┌──

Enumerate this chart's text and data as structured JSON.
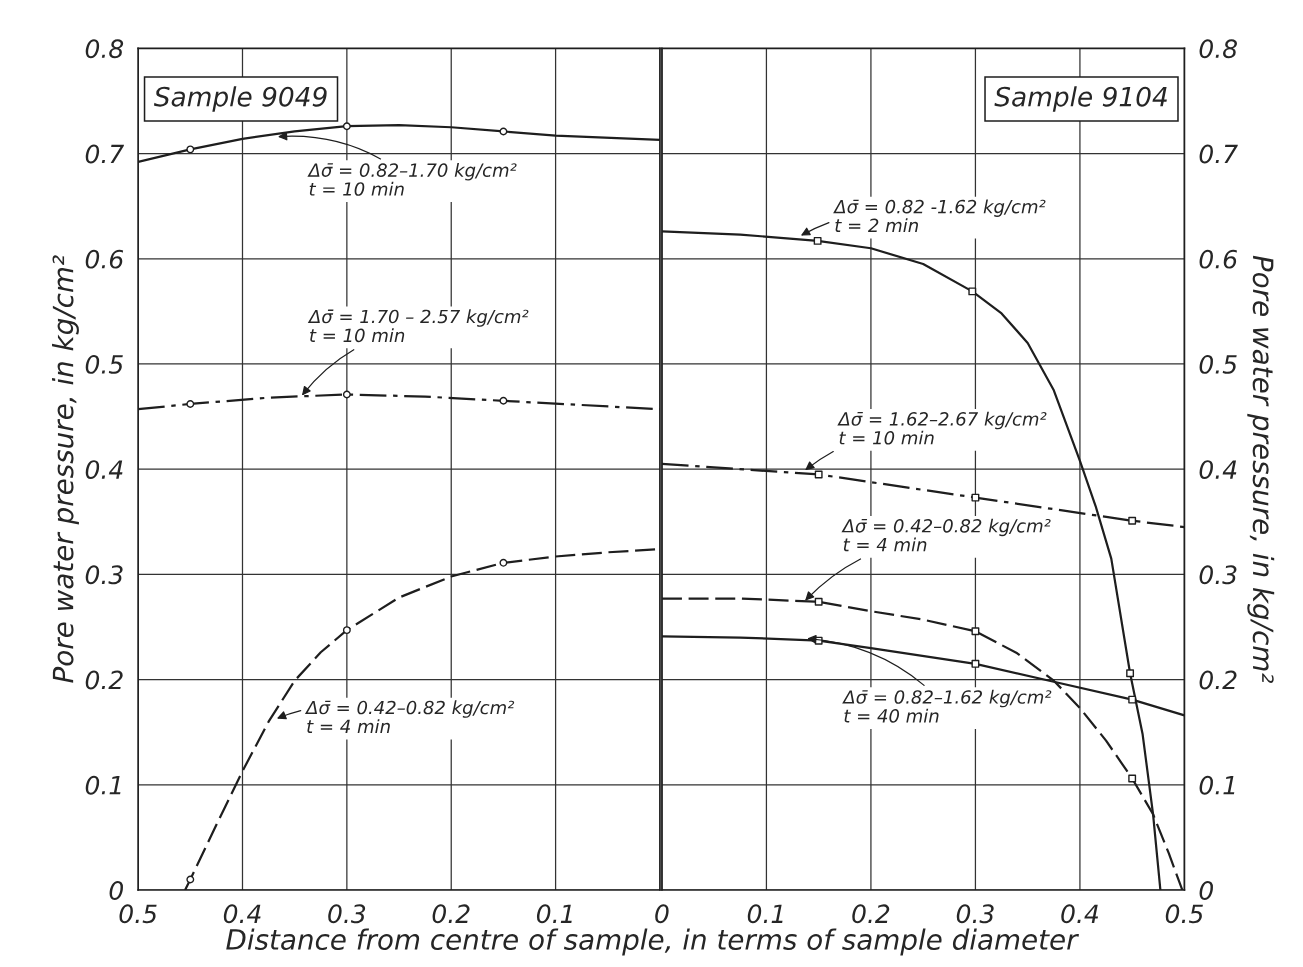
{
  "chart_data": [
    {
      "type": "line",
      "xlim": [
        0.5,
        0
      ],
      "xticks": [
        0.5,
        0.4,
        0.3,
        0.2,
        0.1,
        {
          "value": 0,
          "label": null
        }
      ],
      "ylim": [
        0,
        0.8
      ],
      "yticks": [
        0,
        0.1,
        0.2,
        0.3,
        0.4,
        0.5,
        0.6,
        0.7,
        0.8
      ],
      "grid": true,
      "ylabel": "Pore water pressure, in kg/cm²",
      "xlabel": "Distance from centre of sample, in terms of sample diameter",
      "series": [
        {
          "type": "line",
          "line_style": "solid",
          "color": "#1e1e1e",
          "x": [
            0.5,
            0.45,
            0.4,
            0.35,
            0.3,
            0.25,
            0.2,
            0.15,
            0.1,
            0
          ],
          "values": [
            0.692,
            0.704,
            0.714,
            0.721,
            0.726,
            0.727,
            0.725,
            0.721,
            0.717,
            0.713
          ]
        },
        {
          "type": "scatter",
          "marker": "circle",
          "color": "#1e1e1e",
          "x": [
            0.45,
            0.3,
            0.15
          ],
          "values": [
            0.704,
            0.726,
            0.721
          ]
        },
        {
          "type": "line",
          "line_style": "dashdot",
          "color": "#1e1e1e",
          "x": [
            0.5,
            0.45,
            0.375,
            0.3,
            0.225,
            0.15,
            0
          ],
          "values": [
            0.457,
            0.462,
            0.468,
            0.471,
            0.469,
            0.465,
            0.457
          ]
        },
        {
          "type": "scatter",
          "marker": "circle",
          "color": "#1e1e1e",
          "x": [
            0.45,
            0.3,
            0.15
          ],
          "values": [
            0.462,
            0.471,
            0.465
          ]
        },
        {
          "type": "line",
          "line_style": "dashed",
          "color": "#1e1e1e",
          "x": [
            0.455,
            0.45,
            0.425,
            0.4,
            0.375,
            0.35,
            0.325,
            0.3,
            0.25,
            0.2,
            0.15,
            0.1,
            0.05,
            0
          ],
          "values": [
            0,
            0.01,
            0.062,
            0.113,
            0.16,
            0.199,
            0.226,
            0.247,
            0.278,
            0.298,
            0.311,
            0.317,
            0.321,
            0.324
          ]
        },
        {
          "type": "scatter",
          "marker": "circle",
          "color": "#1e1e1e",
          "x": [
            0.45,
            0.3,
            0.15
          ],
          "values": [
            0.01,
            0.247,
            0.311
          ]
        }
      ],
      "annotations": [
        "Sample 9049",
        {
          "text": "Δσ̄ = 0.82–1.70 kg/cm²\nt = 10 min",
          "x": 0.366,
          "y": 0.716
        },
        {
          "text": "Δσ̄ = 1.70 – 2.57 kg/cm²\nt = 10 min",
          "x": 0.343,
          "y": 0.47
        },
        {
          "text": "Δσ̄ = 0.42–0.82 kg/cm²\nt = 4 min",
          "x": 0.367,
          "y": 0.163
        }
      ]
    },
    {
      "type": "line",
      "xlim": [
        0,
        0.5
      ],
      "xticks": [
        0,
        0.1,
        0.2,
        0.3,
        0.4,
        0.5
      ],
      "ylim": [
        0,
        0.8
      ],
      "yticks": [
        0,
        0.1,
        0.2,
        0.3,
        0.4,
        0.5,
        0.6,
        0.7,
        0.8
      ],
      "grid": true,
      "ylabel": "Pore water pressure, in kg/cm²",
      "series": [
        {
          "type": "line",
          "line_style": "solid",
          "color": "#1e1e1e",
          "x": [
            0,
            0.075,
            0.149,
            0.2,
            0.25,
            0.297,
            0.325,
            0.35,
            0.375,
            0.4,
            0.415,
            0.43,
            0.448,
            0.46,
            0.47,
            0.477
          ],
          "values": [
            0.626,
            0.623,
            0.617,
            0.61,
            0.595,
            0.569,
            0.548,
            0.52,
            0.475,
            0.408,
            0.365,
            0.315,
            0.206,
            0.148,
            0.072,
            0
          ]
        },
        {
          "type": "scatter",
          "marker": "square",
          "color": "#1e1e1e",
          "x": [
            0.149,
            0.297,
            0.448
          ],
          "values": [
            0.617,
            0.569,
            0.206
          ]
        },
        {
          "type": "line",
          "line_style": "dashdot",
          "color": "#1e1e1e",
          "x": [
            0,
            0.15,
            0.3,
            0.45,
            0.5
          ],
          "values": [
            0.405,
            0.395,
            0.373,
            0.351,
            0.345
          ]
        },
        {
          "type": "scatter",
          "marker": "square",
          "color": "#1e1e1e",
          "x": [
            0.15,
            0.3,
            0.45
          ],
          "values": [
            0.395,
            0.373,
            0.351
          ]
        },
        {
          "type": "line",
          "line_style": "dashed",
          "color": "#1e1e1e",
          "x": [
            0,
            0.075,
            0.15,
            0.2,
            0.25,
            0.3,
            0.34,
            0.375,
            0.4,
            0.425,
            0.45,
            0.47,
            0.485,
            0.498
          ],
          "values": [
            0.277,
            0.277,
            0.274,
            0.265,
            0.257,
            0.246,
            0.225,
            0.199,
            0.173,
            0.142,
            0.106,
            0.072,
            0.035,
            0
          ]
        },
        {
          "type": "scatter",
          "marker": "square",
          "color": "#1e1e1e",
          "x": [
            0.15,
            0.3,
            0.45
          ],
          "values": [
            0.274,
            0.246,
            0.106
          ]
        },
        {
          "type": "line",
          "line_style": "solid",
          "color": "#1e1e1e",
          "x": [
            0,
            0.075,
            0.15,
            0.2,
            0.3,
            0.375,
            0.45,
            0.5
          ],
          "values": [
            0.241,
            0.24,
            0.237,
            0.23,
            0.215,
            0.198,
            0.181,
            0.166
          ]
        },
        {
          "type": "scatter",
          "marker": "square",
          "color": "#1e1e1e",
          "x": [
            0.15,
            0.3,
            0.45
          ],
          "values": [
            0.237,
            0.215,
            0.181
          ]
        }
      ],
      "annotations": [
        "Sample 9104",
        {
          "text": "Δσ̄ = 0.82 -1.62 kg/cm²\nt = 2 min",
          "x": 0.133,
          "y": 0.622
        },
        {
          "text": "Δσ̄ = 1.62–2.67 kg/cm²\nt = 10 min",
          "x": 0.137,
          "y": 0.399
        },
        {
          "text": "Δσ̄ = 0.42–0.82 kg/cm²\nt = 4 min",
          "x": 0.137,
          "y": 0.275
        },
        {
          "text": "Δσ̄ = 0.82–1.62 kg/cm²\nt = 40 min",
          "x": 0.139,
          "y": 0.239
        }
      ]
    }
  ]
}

└──

- What you need to do
Go back to the records above and write them out exactly, without the pictures.

- Complete response
Enumerate this chart's text and data as structured JSON.
{
  "chart_data": [
    {
      "type": "line",
      "xlim": [
        0.5,
        0
      ],
      "xticks": [
        0.5,
        0.4,
        0.3,
        0.2,
        0.1,
        {
          "value": 0,
          "label": null
        }
      ],
      "ylim": [
        0,
        0.8
      ],
      "yticks": [
        0,
        0.1,
        0.2,
        0.3,
        0.4,
        0.5,
        0.6,
        0.7,
        0.8
      ],
      "grid": true,
      "ylabel": "Pore water pressure, in kg/cm²",
      "xlabel": "Distance from centre of sample, in terms of sample diameter",
      "series": [
        {
          "type": "line",
          "line_style": "solid",
          "color": "#1e1e1e",
          "x": [
            0.5,
            0.45,
            0.4,
            0.35,
            0.3,
            0.25,
            0.2,
            0.15,
            0.1,
            0
          ],
          "values": [
            0.692,
            0.704,
            0.714,
            0.721,
            0.726,
            0.727,
            0.725,
            0.721,
            0.717,
            0.713
          ]
        },
        {
          "type": "scatter",
          "marker": "circle",
          "color": "#1e1e1e",
          "x": [
            0.45,
            0.3,
            0.15
          ],
          "values": [
            0.704,
            0.726,
            0.721
          ]
        },
        {
          "type": "line",
          "line_style": "dashdot",
          "color": "#1e1e1e",
          "x": [
            0.5,
            0.45,
            0.375,
            0.3,
            0.225,
            0.15,
            0
          ],
          "values": [
            0.457,
            0.462,
            0.468,
            0.471,
            0.469,
            0.465,
            0.457
          ]
        },
        {
          "type": "scatter",
          "marker": "circle",
          "color": "#1e1e1e",
          "x": [
            0.45,
            0.3,
            0.15
          ],
          "values": [
            0.462,
            0.471,
            0.465
          ]
        },
        {
          "type": "line",
          "line_style": "dashed",
          "color": "#1e1e1e",
          "x": [
            0.455,
            0.45,
            0.425,
            0.4,
            0.375,
            0.35,
            0.325,
            0.3,
            0.25,
            0.2,
            0.15,
            0.1,
            0.05,
            0
          ],
          "values": [
            0,
            0.01,
            0.062,
            0.113,
            0.16,
            0.199,
            0.226,
            0.247,
            0.278,
            0.298,
            0.311,
            0.317,
            0.321,
            0.324
          ]
        },
        {
          "type": "scatter",
          "marker": "circle",
          "color": "#1e1e1e",
          "x": [
            0.45,
            0.3,
            0.15
          ],
          "values": [
            0.01,
            0.247,
            0.311
          ]
        }
      ],
      "annotations": [
        "Sample 9049",
        {
          "text": "Δσ̄ = 0.82–1.70 kg/cm²\nt = 10 min",
          "x": 0.366,
          "y": 0.716
        },
        {
          "text": "Δσ̄ = 1.70 – 2.57 kg/cm²\nt = 10 min",
          "x": 0.343,
          "y": 0.47
        },
        {
          "text": "Δσ̄ = 0.42–0.82 kg/cm²\nt = 4 min",
          "x": 0.367,
          "y": 0.163
        }
      ]
    },
    {
      "type": "line",
      "xlim": [
        0,
        0.5
      ],
      "xticks": [
        0,
        0.1,
        0.2,
        0.3,
        0.4,
        0.5
      ],
      "ylim": [
        0,
        0.8
      ],
      "yticks": [
        0,
        0.1,
        0.2,
        0.3,
        0.4,
        0.5,
        0.6,
        0.7,
        0.8
      ],
      "grid": true,
      "ylabel": "Pore water pressure, in kg/cm²",
      "series": [
        {
          "type": "line",
          "line_style": "solid",
          "color": "#1e1e1e",
          "x": [
            0,
            0.075,
            0.149,
            0.2,
            0.25,
            0.297,
            0.325,
            0.35,
            0.375,
            0.4,
            0.415,
            0.43,
            0.448,
            0.46,
            0.47,
            0.477
          ],
          "values": [
            0.626,
            0.623,
            0.617,
            0.61,
            0.595,
            0.569,
            0.548,
            0.52,
            0.475,
            0.408,
            0.365,
            0.315,
            0.206,
            0.148,
            0.072,
            0
          ]
        },
        {
          "type": "scatter",
          "marker": "square",
          "color": "#1e1e1e",
          "x": [
            0.149,
            0.297,
            0.448
          ],
          "values": [
            0.617,
            0.569,
            0.206
          ]
        },
        {
          "type": "line",
          "line_style": "dashdot",
          "color": "#1e1e1e",
          "x": [
            0,
            0.15,
            0.3,
            0.45,
            0.5
          ],
          "values": [
            0.405,
            0.395,
            0.373,
            0.351,
            0.345
          ]
        },
        {
          "type": "scatter",
          "marker": "square",
          "color": "#1e1e1e",
          "x": [
            0.15,
            0.3,
            0.45
          ],
          "values": [
            0.395,
            0.373,
            0.351
          ]
        },
        {
          "type": "line",
          "line_style": "dashed",
          "color": "#1e1e1e",
          "x": [
            0,
            0.075,
            0.15,
            0.2,
            0.25,
            0.3,
            0.34,
            0.375,
            0.4,
            0.425,
            0.45,
            0.47,
            0.485,
            0.498
          ],
          "values": [
            0.277,
            0.277,
            0.274,
            0.265,
            0.257,
            0.246,
            0.225,
            0.199,
            0.173,
            0.142,
            0.106,
            0.072,
            0.035,
            0
          ]
        },
        {
          "type": "scatter",
          "marker": "square",
          "color": "#1e1e1e",
          "x": [
            0.15,
            0.3,
            0.45
          ],
          "values": [
            0.274,
            0.246,
            0.106
          ]
        },
        {
          "type": "line",
          "line_style": "solid",
          "color": "#1e1e1e",
          "x": [
            0,
            0.075,
            0.15,
            0.2,
            0.3,
            0.375,
            0.45,
            0.5
          ],
          "values": [
            0.241,
            0.24,
            0.237,
            0.23,
            0.215,
            0.198,
            0.181,
            0.166
          ]
        },
        {
          "type": "scatter",
          "marker": "square",
          "color": "#1e1e1e",
          "x": [
            0.15,
            0.3,
            0.45
          ],
          "values": [
            0.237,
            0.215,
            0.181
          ]
        }
      ],
      "annotations": [
        "Sample 9104",
        {
          "text": "Δσ̄ = 0.82 -1.62 kg/cm²\nt = 2 min",
          "x": 0.133,
          "y": 0.622
        },
        {
          "text": "Δσ̄ = 1.62–2.67 kg/cm²\nt = 10 min",
          "x": 0.137,
          "y": 0.399
        },
        {
          "text": "Δσ̄ = 0.42–0.82 kg/cm²\nt = 4 min",
          "x": 0.137,
          "y": 0.275
        },
        {
          "text": "Δσ̄ = 0.82–1.62 kg/cm²\nt = 40 min",
          "x": 0.139,
          "y": 0.239
        }
      ]
    }
  ]
}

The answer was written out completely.